Records from a data collection:
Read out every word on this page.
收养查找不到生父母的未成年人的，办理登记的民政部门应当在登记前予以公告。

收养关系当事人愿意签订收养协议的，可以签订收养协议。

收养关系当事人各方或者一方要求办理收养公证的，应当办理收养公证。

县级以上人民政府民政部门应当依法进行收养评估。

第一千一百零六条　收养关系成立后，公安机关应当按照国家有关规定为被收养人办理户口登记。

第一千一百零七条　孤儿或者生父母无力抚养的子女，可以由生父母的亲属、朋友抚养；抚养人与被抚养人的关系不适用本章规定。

◆ What the exercise asks ◆
Please quote the data above in full, with no line missing.

◆ Correct output ◆
Read out every word on this page.
收养查找不到生父母的未成年人的，办理登记的民政部门应当在登记前予以公告。

收养关系当事人愿意签订收养协议的，可以签订收养协议。

收养关系当事人各方或者一方要求办理收养公证的，应当办理收养公证。

县级以上人民政府民政部门应当依法进行收养评估。

第一千一百零六条　收养关系成立后，公安机关应当按照国家有关规定为被收养人办理户口登记。

第一千一百零七条　孤儿或者生父母无力抚养的子女，可以由生父母的亲属、朋友抚养；抚养人与被抚养人的关系不适用本章规定。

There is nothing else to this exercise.